__Written instruction__: From the entries below, copy every line that holds the word "Medium".
%%
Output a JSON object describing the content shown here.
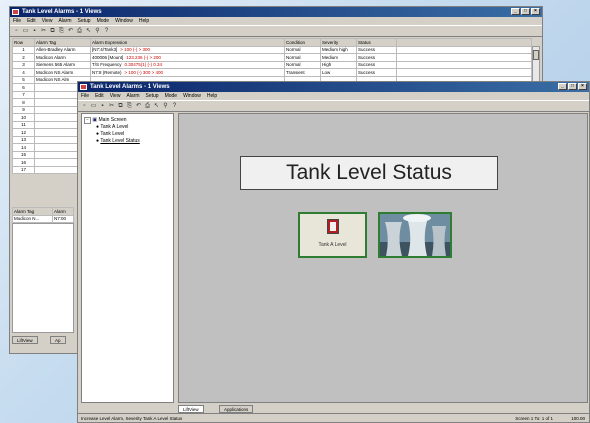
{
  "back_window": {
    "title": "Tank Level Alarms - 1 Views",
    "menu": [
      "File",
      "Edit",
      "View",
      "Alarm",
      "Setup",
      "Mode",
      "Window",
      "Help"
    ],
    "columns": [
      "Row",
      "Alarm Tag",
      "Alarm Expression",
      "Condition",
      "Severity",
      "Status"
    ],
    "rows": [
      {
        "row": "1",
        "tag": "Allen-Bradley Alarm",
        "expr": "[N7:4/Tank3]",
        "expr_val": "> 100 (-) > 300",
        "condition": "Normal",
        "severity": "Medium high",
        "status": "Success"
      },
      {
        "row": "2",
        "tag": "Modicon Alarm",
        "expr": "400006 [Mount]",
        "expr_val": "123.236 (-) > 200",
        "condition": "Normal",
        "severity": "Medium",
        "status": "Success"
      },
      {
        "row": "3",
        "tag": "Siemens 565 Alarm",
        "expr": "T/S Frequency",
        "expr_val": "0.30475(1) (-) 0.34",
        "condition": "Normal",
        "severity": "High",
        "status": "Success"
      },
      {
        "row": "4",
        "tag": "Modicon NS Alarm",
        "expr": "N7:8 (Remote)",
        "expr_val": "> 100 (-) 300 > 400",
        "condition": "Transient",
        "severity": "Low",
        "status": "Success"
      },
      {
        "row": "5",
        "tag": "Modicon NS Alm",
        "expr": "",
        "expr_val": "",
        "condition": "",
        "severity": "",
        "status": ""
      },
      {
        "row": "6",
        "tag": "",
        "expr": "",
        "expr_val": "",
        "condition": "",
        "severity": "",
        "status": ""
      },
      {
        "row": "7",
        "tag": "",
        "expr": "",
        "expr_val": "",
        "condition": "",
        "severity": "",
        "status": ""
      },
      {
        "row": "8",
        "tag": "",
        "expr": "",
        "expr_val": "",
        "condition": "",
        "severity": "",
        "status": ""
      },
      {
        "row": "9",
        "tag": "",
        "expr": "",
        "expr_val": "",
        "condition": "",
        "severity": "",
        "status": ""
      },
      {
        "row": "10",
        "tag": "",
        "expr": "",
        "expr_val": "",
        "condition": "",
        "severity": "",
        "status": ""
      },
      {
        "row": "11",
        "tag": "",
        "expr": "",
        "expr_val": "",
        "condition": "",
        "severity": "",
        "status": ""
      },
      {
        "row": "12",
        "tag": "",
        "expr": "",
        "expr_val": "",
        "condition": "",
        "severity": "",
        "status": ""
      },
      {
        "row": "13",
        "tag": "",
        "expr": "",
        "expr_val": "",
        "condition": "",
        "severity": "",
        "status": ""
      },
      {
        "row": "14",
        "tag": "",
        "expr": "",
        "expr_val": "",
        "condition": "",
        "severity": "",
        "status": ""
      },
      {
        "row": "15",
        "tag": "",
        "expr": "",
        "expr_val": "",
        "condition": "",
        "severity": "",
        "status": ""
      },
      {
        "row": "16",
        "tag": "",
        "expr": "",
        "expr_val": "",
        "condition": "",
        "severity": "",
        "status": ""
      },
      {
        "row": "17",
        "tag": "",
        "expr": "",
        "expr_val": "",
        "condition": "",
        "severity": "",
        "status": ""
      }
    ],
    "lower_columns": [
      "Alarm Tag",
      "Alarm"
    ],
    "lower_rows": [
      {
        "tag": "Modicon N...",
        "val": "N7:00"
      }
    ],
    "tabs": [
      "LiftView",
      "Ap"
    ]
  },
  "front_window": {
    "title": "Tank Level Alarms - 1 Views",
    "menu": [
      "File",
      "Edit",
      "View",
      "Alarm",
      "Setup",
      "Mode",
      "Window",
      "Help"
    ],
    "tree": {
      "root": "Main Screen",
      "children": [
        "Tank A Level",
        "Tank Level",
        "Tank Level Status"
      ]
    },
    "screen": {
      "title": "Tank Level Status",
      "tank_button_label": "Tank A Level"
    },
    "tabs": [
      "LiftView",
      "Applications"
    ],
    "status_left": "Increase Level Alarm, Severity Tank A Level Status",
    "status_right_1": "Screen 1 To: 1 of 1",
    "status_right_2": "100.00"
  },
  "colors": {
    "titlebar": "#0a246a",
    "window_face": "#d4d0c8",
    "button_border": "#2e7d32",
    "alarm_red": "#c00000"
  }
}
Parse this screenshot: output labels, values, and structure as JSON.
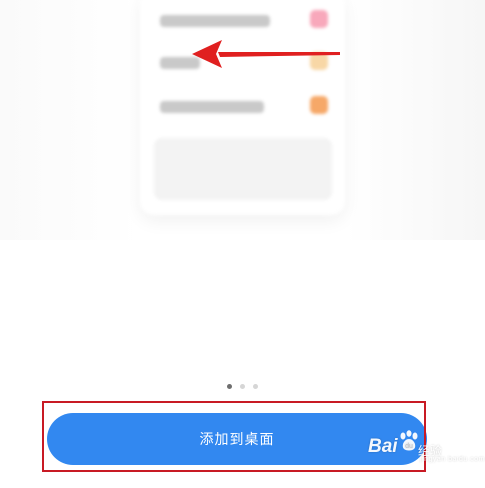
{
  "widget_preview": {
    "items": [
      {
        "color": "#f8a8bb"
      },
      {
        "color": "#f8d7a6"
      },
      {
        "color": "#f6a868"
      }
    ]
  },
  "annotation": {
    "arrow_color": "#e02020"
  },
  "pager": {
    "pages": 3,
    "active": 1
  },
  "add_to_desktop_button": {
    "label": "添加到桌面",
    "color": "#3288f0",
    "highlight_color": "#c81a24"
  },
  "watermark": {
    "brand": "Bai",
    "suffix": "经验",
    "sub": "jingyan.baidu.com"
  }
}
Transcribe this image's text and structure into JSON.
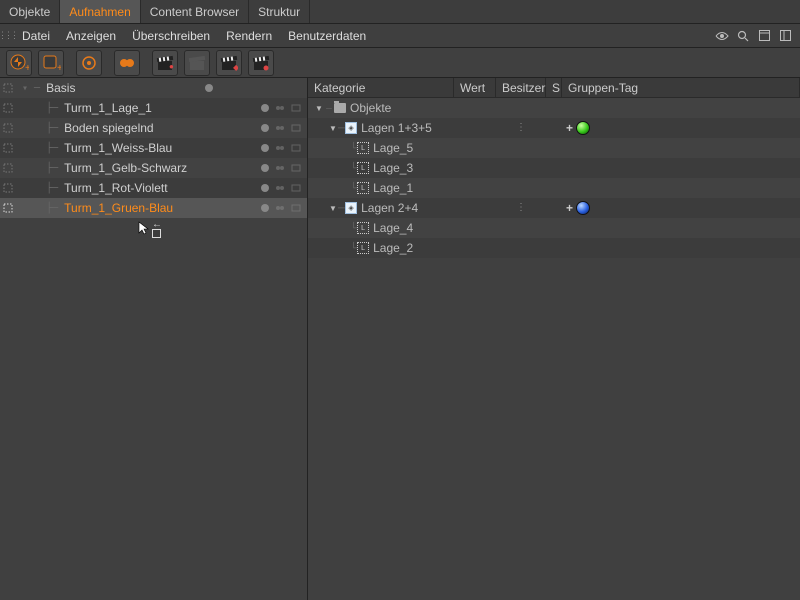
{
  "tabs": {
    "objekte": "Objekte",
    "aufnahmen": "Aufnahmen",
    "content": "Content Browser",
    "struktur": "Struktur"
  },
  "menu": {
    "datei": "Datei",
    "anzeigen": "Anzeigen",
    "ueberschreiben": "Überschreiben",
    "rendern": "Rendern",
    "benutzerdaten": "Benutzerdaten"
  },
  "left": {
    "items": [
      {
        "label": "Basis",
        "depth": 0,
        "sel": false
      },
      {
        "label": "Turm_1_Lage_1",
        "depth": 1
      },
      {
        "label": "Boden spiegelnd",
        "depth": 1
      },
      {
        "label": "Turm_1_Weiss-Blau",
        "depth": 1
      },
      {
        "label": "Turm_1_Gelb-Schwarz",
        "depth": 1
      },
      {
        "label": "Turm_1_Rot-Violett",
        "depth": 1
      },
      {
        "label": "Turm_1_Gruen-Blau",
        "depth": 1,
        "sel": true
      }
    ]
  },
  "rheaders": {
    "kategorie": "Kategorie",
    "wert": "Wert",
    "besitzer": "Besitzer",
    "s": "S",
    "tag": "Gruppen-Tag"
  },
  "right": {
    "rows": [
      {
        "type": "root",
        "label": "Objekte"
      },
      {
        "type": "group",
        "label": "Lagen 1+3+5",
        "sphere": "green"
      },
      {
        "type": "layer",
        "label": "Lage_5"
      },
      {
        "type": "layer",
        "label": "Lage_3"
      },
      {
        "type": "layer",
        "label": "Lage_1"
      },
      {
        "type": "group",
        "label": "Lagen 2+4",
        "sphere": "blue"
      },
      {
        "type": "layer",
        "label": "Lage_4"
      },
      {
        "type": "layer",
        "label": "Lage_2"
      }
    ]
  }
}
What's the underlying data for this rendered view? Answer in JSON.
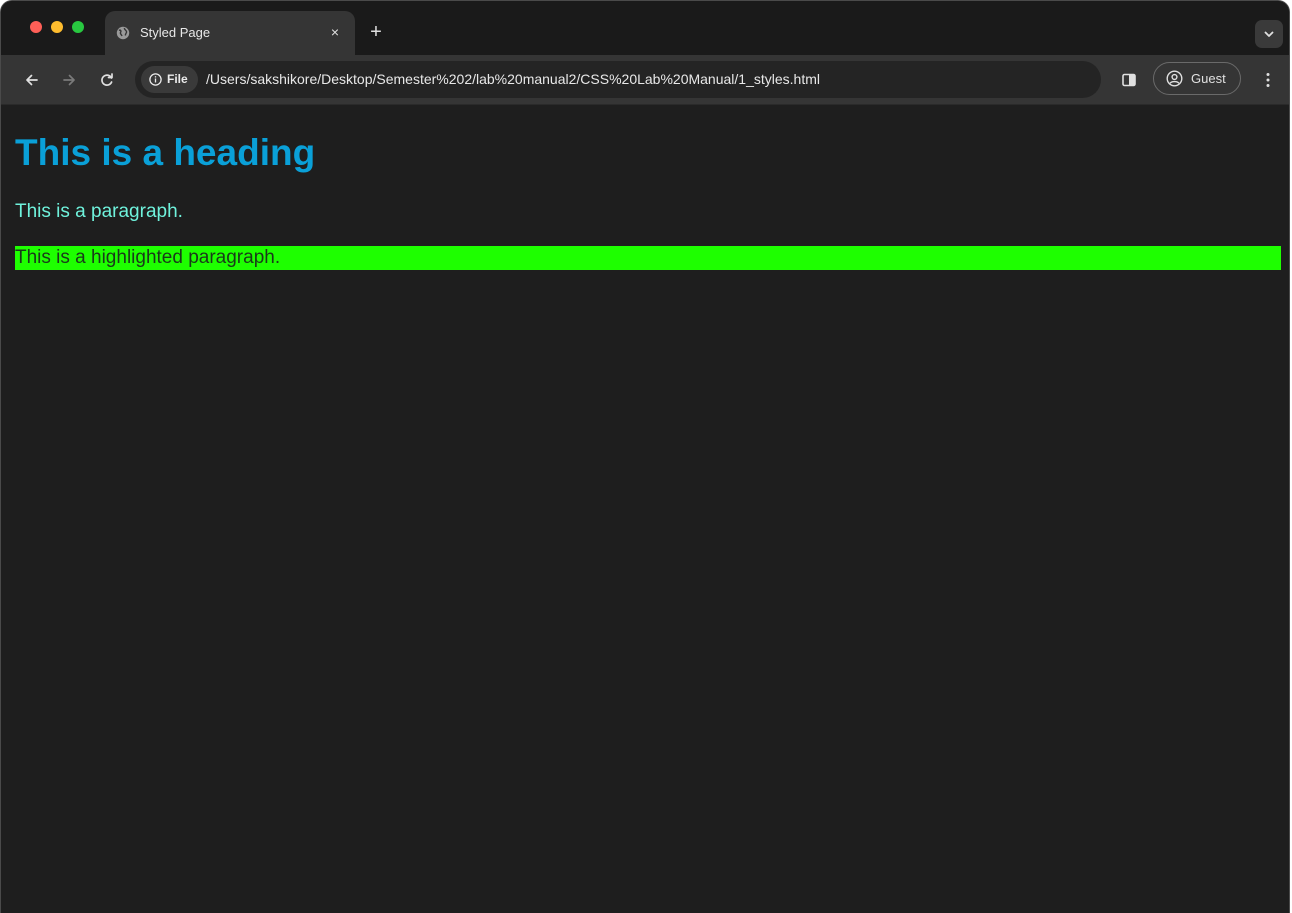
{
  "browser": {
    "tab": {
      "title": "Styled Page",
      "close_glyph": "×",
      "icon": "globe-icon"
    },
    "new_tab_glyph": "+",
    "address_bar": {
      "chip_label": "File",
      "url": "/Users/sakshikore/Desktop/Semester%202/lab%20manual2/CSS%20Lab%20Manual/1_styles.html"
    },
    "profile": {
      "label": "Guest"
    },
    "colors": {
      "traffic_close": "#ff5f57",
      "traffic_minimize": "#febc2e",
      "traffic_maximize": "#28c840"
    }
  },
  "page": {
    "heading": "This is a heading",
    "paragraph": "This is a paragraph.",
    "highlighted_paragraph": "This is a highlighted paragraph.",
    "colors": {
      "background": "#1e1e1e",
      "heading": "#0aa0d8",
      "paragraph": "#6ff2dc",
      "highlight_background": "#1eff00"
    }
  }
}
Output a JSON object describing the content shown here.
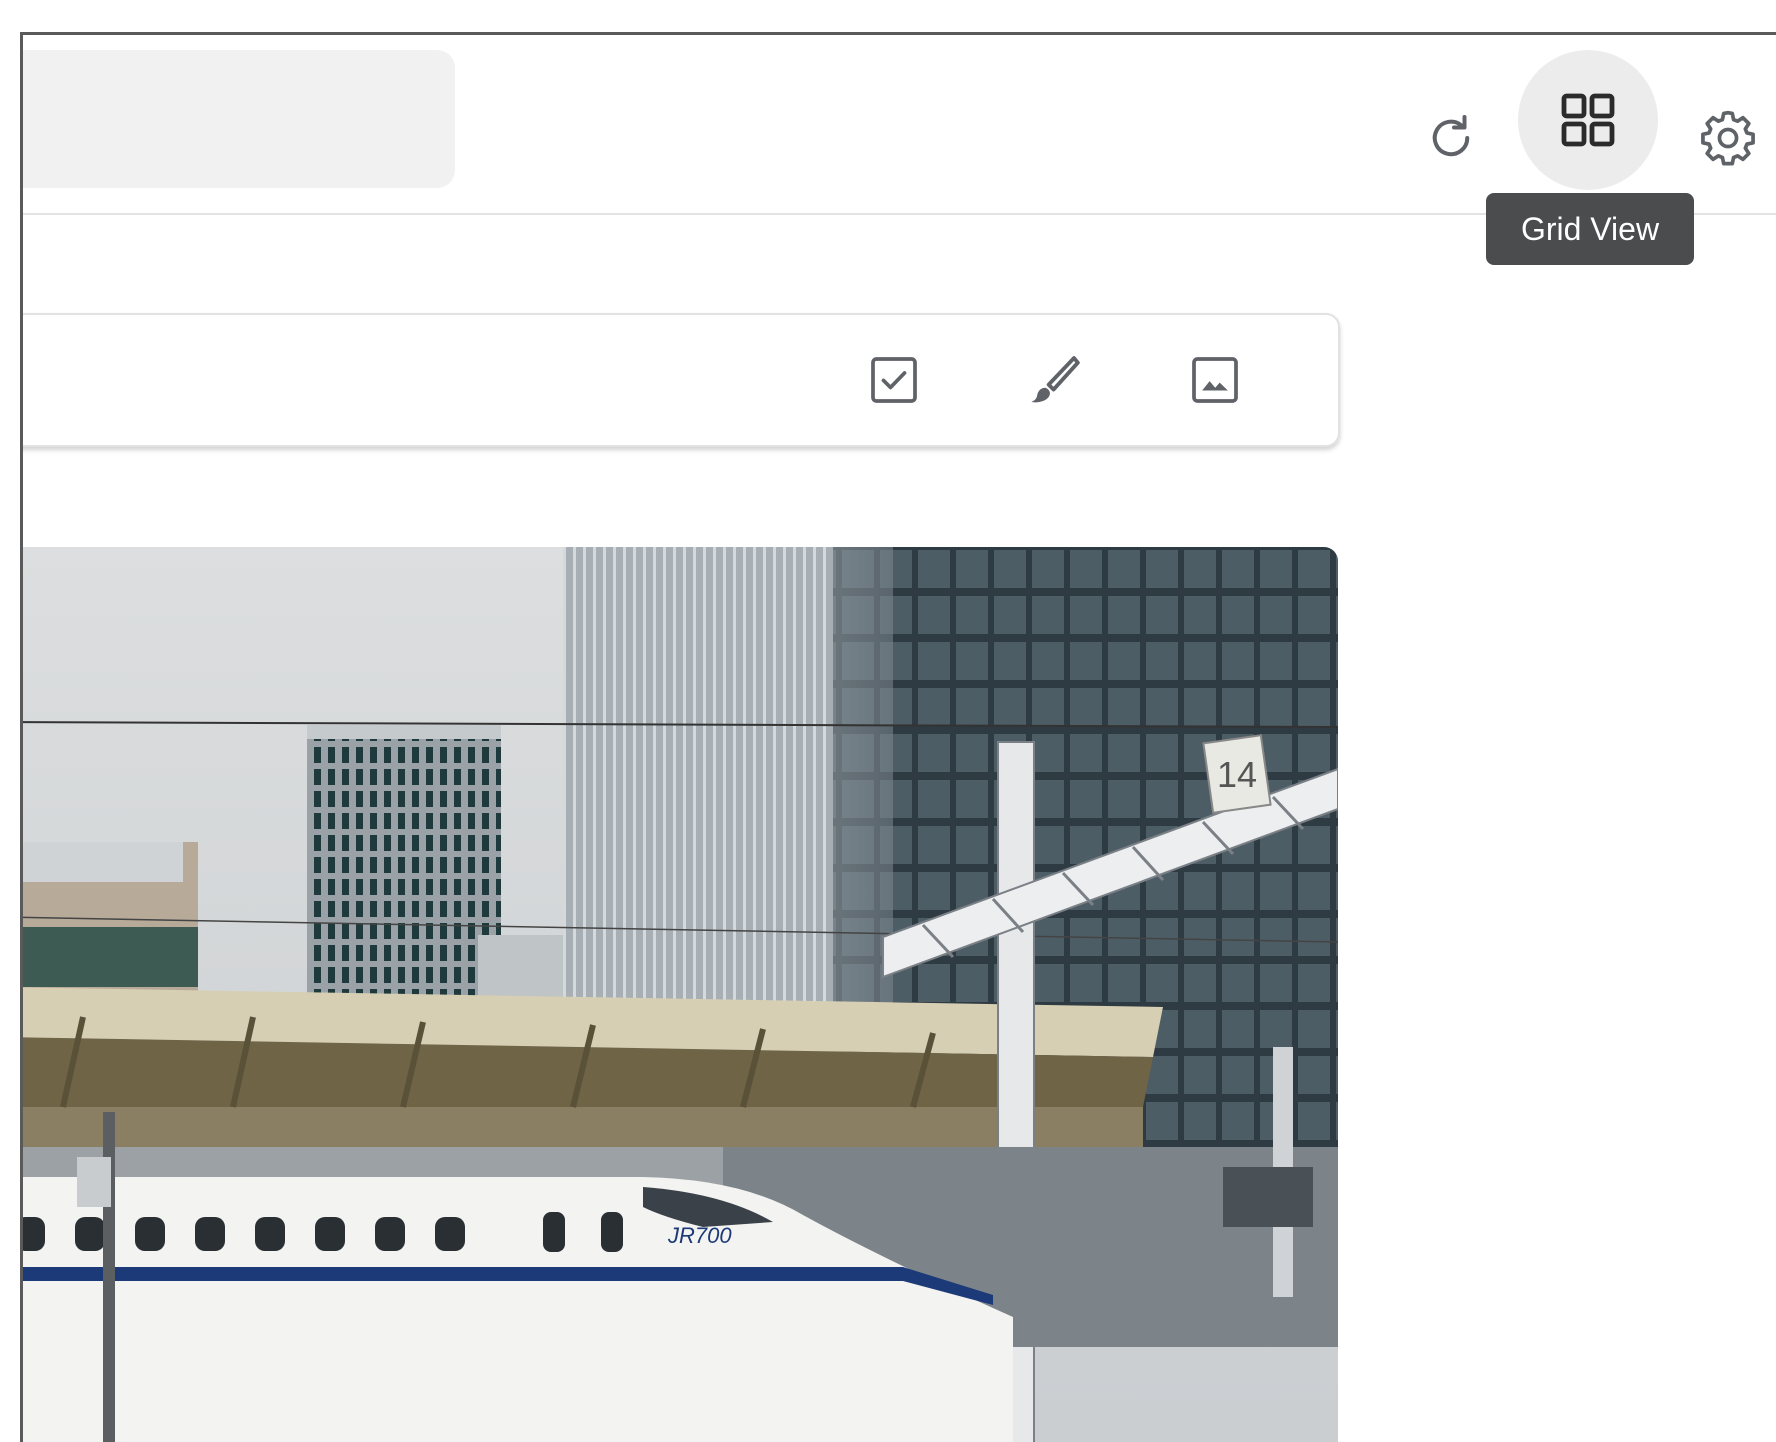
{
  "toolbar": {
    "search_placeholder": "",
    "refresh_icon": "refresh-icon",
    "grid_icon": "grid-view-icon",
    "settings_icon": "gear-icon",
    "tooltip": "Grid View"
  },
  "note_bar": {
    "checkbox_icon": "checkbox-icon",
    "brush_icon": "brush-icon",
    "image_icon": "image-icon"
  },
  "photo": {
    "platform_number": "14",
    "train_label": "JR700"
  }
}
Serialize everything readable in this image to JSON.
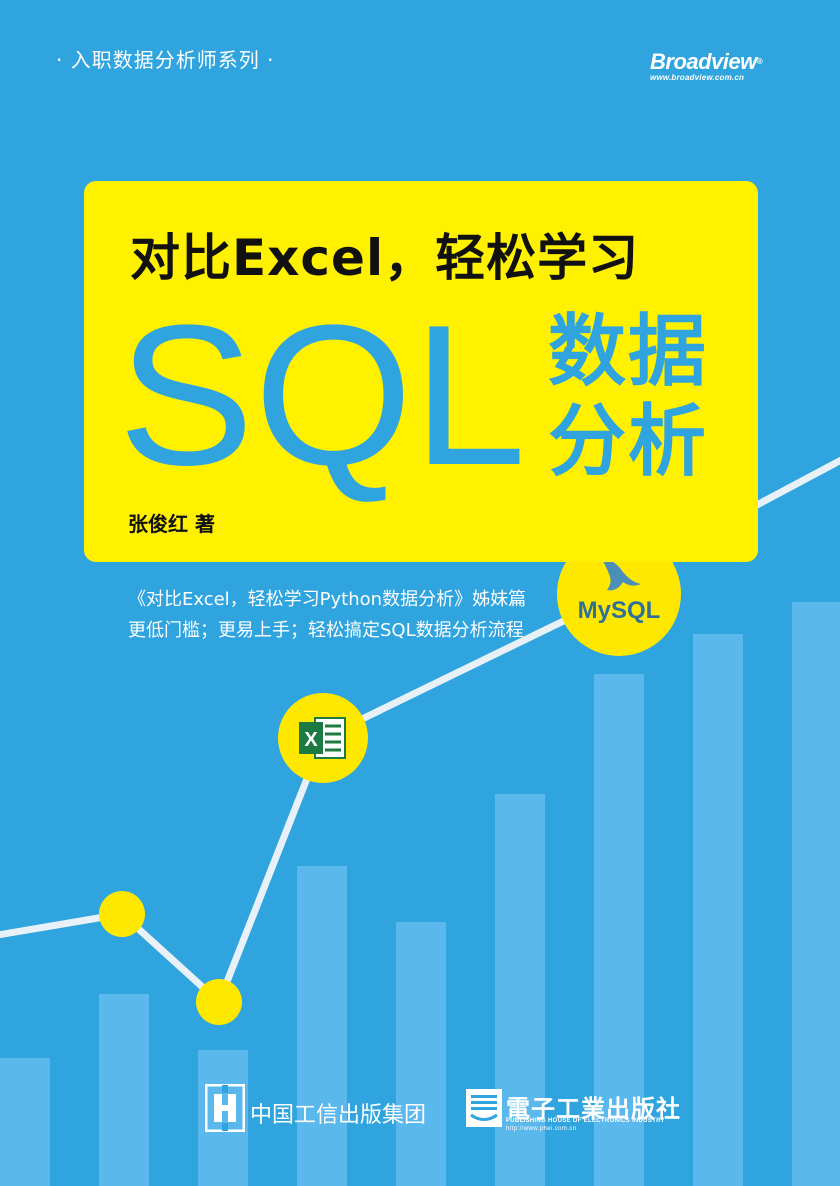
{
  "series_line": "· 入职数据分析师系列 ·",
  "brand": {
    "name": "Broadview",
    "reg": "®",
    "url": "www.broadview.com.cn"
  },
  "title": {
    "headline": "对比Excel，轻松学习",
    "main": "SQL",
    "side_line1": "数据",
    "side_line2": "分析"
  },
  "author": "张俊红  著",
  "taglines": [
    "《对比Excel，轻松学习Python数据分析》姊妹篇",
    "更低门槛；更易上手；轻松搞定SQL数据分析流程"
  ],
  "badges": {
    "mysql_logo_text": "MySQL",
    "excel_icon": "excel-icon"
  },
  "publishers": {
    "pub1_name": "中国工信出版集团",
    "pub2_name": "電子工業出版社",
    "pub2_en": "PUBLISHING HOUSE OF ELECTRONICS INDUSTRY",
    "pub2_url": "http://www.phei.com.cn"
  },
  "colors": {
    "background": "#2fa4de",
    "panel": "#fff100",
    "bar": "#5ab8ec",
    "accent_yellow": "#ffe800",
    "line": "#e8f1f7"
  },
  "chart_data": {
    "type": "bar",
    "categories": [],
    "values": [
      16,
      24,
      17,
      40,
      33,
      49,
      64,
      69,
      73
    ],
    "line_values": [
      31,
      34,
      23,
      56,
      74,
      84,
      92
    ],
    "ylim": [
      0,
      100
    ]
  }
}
%%
__Task output__:
        "severity": "Medium high",
        "severity": "Medium",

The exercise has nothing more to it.